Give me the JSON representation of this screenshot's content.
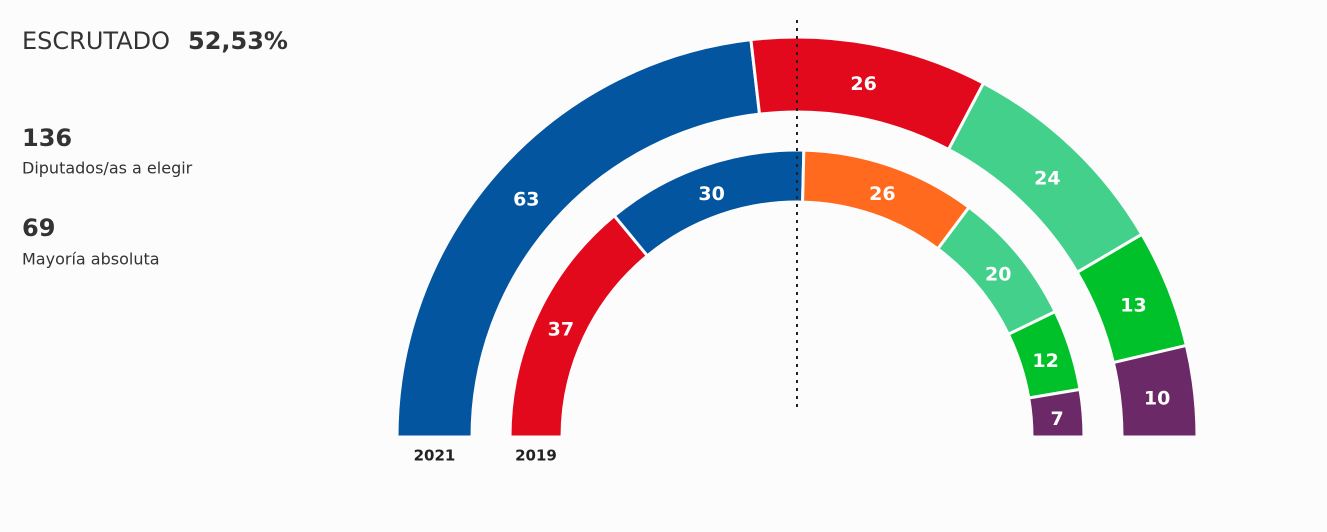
{
  "chart_data": {
    "type": "half-donut",
    "summary": {
      "scrutinized_label": "ESCRUTADO",
      "scrutinized_value": "52,53%",
      "seats": 136,
      "seats_label": "Diputados/as a elegir",
      "majority": 69,
      "majority_label": "Mayoría absoluta"
    },
    "rings": [
      {
        "name": "2021",
        "values": [
          63,
          26,
          24,
          13,
          10
        ],
        "colors": [
          "#0355a0",
          "#e1091b",
          "#43d08b",
          "#00c12a",
          "#6b2a67"
        ]
      },
      {
        "name": "2019",
        "values": [
          37,
          30,
          26,
          20,
          12,
          7
        ],
        "colors": [
          "#e1091b",
          "#0355a0",
          "#ff6a1e",
          "#43d08b",
          "#00c12a",
          "#6b2a67"
        ]
      }
    ]
  }
}
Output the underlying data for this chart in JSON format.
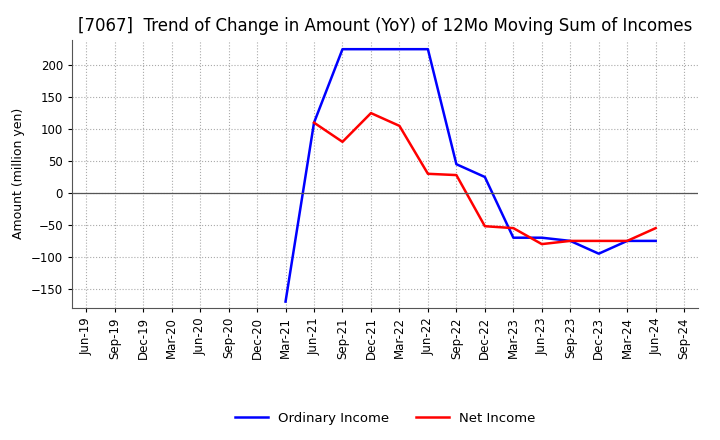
{
  "title": "[7067]  Trend of Change in Amount (YoY) of 12Mo Moving Sum of Incomes",
  "ylabel": "Amount (million yen)",
  "ylim": [
    -180,
    240
  ],
  "yticks": [
    -150,
    -100,
    -50,
    0,
    50,
    100,
    150,
    200
  ],
  "x_labels": [
    "Jun-19",
    "Sep-19",
    "Dec-19",
    "Mar-20",
    "Jun-20",
    "Sep-20",
    "Dec-20",
    "Mar-21",
    "Jun-21",
    "Sep-21",
    "Dec-21",
    "Mar-22",
    "Jun-22",
    "Sep-22",
    "Dec-22",
    "Mar-23",
    "Jun-23",
    "Sep-23",
    "Dec-23",
    "Mar-24",
    "Jun-24",
    "Sep-24"
  ],
  "ordinary_income": [
    null,
    null,
    null,
    null,
    null,
    null,
    null,
    -170,
    110,
    225,
    225,
    225,
    225,
    45,
    25,
    -70,
    -70,
    -75,
    -95,
    -75,
    -75,
    null
  ],
  "net_income": [
    null,
    null,
    null,
    null,
    null,
    null,
    null,
    null,
    110,
    80,
    125,
    105,
    30,
    28,
    -52,
    -55,
    -80,
    -75,
    -75,
    -75,
    -55,
    null
  ],
  "ordinary_color": "#0000ff",
  "net_color": "#ff0000",
  "line_width": 1.8,
  "title_fontsize": 12,
  "label_fontsize": 9,
  "tick_fontsize": 8.5,
  "background_color": "#ffffff",
  "grid_color": "#aaaaaa"
}
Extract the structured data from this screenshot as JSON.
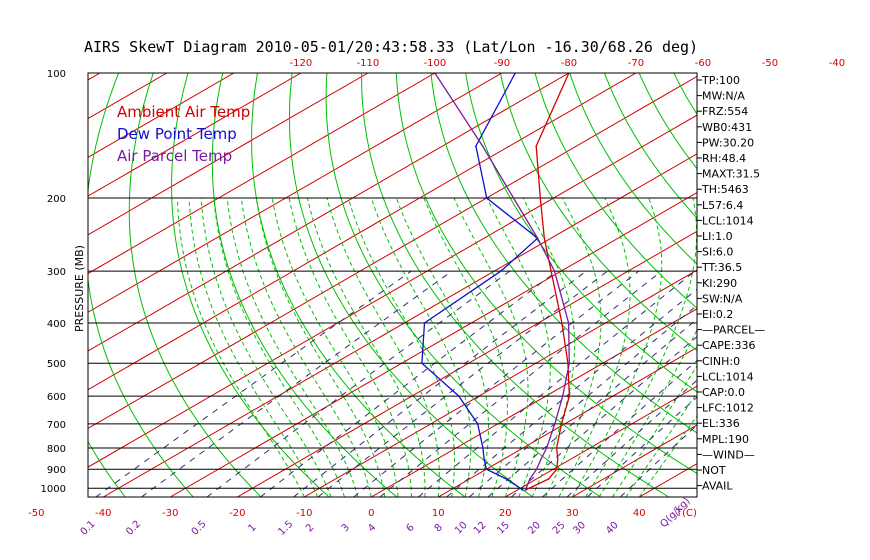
{
  "colors": {
    "ambient": "#d40000",
    "dewpoint": "#1010c8",
    "parcel": "#7a1aa0",
    "isotherm": "#d40000",
    "dry_adiabat": "#00c000",
    "moist_adiabat": "#00c000",
    "mixing_ratio": "#303070",
    "isobar": "#000000"
  },
  "chart_data": {
    "type": "line",
    "title": "AIRS SkewT Diagram 2010-05-01/20:43:58.33 (Lat/Lon -16.30/68.26 deg)",
    "ylabel": "PRESSURE (MB)",
    "xlabel": "T(C)",
    "mixing_ratio_unit": "Q(g/kg)",
    "y_scale": "log",
    "ylim": [
      1050,
      100
    ],
    "pressure_ticks": [
      100,
      200,
      300,
      400,
      500,
      600,
      700,
      800,
      900,
      1000
    ],
    "bottom_temp_ticks": [
      -50,
      -40,
      -30,
      -20,
      -10,
      0,
      10,
      20,
      30,
      40
    ],
    "top_temp_ticks": [
      -120,
      -110,
      -100,
      -90,
      -80,
      -70,
      -60,
      -50,
      -40
    ],
    "mixing_ratio_ticks": [
      "0.1",
      "0.2",
      "0.5",
      "1",
      "1.5",
      "2",
      "3",
      "4",
      "6",
      "8",
      "10",
      "12",
      "15",
      "20",
      "25",
      "30",
      "40"
    ],
    "legend": [
      "Ambient Air Temp",
      "Dew Point Temp",
      "Air Parcel Temp"
    ],
    "series": [
      {
        "name": "Ambient Air Temp",
        "points": [
          {
            "p": 1010,
            "t": 21.2
          },
          {
            "p": 950,
            "t": 21.8
          },
          {
            "p": 900,
            "t": 20.5
          },
          {
            "p": 850,
            "t": 18.0
          },
          {
            "p": 800,
            "t": 15.0
          },
          {
            "p": 700,
            "t": 9.5
          },
          {
            "p": 600,
            "t": 3.5
          },
          {
            "p": 500,
            "t": -5.2
          },
          {
            "p": 400,
            "t": -16.5
          },
          {
            "p": 300,
            "t": -31.5
          },
          {
            "p": 250,
            "t": -41.0
          },
          {
            "p": 200,
            "t": -52.0
          },
          {
            "p": 150,
            "t": -66.0
          },
          {
            "p": 100,
            "t": -80.0
          }
        ]
      },
      {
        "name": "Dew Point Temp",
        "points": [
          {
            "p": 1010,
            "t": 20.8
          },
          {
            "p": 950,
            "t": 15.5
          },
          {
            "p": 900,
            "t": 10.0
          },
          {
            "p": 850,
            "t": 7.0
          },
          {
            "p": 800,
            "t": 4.0
          },
          {
            "p": 700,
            "t": -3.0
          },
          {
            "p": 600,
            "t": -13.0
          },
          {
            "p": 500,
            "t": -27.0
          },
          {
            "p": 400,
            "t": -37.0
          },
          {
            "p": 300,
            "t": -39.0
          },
          {
            "p": 250,
            "t": -42.0
          },
          {
            "p": 200,
            "t": -60.0
          },
          {
            "p": 150,
            "t": -75.0
          },
          {
            "p": 100,
            "t": -88.0
          }
        ]
      },
      {
        "name": "Air Parcel Temp",
        "points": [
          {
            "p": 1010,
            "t": 21.2
          },
          {
            "p": 950,
            "t": 19.0
          },
          {
            "p": 900,
            "t": 17.5
          },
          {
            "p": 850,
            "t": 15.5
          },
          {
            "p": 800,
            "t": 13.5
          },
          {
            "p": 700,
            "t": 8.5
          },
          {
            "p": 600,
            "t": 2.5
          },
          {
            "p": 500,
            "t": -5.0
          },
          {
            "p": 400,
            "t": -15.5
          },
          {
            "p": 300,
            "t": -31.0
          },
          {
            "p": 250,
            "t": -42.0
          },
          {
            "p": 200,
            "t": -56.0
          },
          {
            "p": 150,
            "t": -74.0
          },
          {
            "p": 100,
            "t": -100.0
          }
        ]
      }
    ],
    "indices": [
      "TP:100",
      "MW:N/A",
      "FRZ:554",
      "WB0:431",
      "PW:30.20",
      "RH:48.4",
      "MAXT:31.5",
      "TH:5463",
      "L57:6.4",
      "LCL:1014",
      "LI:1.0",
      "SI:6.0",
      "TT:36.5",
      "KI:290",
      "SW:N/A",
      "EI:0.2",
      "—PARCEL—",
      "CAPE:336",
      "CINH:0",
      "LCL:1014",
      "CAP:0.0",
      "LFC:1012",
      "EL:336",
      "MPL:190",
      "—WIND—",
      "NOT",
      "AVAIL"
    ]
  }
}
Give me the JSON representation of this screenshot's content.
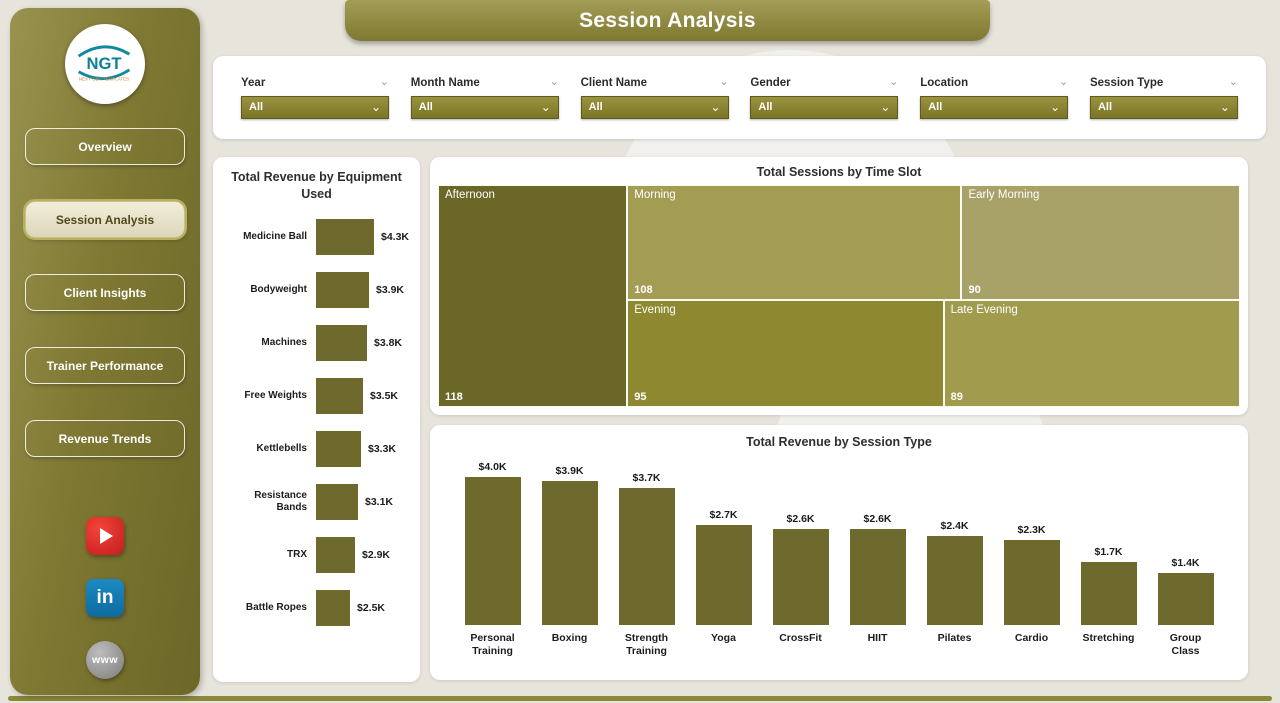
{
  "app": {
    "title": "Session Analysis"
  },
  "sidebar": {
    "logo": {
      "text": "NGT",
      "tagline": "NEXT GEN TEMPLATES"
    },
    "items": [
      {
        "label": "Overview",
        "active": false
      },
      {
        "label": "Session Analysis",
        "active": true
      },
      {
        "label": "Client Insights",
        "active": false
      },
      {
        "label": "Trainer Performance",
        "active": false
      },
      {
        "label": "Revenue Trends",
        "active": false
      }
    ],
    "social": [
      {
        "name": "youtube"
      },
      {
        "name": "linkedin",
        "glyph": "in"
      },
      {
        "name": "website",
        "glyph": "www"
      }
    ]
  },
  "filters": [
    {
      "label": "Year",
      "value": "All"
    },
    {
      "label": "Month Name",
      "value": "All"
    },
    {
      "label": "Client Name",
      "value": "All"
    },
    {
      "label": "Gender",
      "value": "All"
    },
    {
      "label": "Location",
      "value": "All"
    },
    {
      "label": "Session Type",
      "value": "All"
    }
  ],
  "chart_data": [
    {
      "type": "bar",
      "orientation": "horizontal",
      "title": "Total Revenue by Equipment Used",
      "categories": [
        "Medicine Ball",
        "Bodyweight",
        "Machines",
        "Free Weights",
        "Kettlebells",
        "Resistance Bands",
        "TRX",
        "Battle Ropes"
      ],
      "values": [
        4300,
        3900,
        3800,
        3500,
        3300,
        3100,
        2900,
        2500
      ],
      "labels": [
        "$4.3K",
        "$3.9K",
        "$3.8K",
        "$3.5K",
        "$3.3K",
        "$3.1K",
        "$2.9K",
        "$2.5K"
      ],
      "bar_color": "#6e692d",
      "xlabel": "",
      "ylabel": "",
      "grid": false,
      "legend": "none"
    },
    {
      "type": "treemap",
      "title": "Total Sessions by Time Slot",
      "tiles": [
        {
          "label": "Afternoon",
          "value": 118,
          "color": "#6b6727",
          "region": "left"
        },
        {
          "label": "Morning",
          "value": 108,
          "color": "#a39d54",
          "region": "top"
        },
        {
          "label": "Early Morning",
          "value": 90,
          "color": "#a8a268",
          "region": "top"
        },
        {
          "label": "Evening",
          "value": 95,
          "color": "#8e8830",
          "region": "bottom"
        },
        {
          "label": "Late Evening",
          "value": 89,
          "color": "#a19b4d",
          "region": "bottom"
        }
      ]
    },
    {
      "type": "bar",
      "orientation": "vertical",
      "title": "Total Revenue by Session Type",
      "categories": [
        "Personal Training",
        "Boxing",
        "Strength Training",
        "Yoga",
        "CrossFit",
        "HIIT",
        "Pilates",
        "Cardio",
        "Stretching",
        "Group Class"
      ],
      "values": [
        4000,
        3900,
        3700,
        2700,
        2600,
        2600,
        2400,
        2300,
        1700,
        1400
      ],
      "labels": [
        "$4.0K",
        "$3.9K",
        "$3.7K",
        "$2.7K",
        "$2.6K",
        "$2.6K",
        "$2.4K",
        "$2.3K",
        "$1.7K",
        "$1.4K"
      ],
      "bar_color": "#6e692d",
      "ylim": [
        0,
        4000
      ],
      "grid": false,
      "legend": "none"
    }
  ],
  "colors": {
    "accent": "#7f7930",
    "sidebar_dark": "#6d6727",
    "sidebar_light": "#99934f",
    "page_bg": "#e7e4dc",
    "logo_teal": "#0e7f96",
    "logo_orange": "#e07b39"
  }
}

----

Stated exercise:
Pick out all lines from the data above in which the word "ylabel" appears.

Problem solution:
  "ylabel": "Amount (million yen)",
    "ylabel": "PRESSURE (MB)",
      "ylabel": "",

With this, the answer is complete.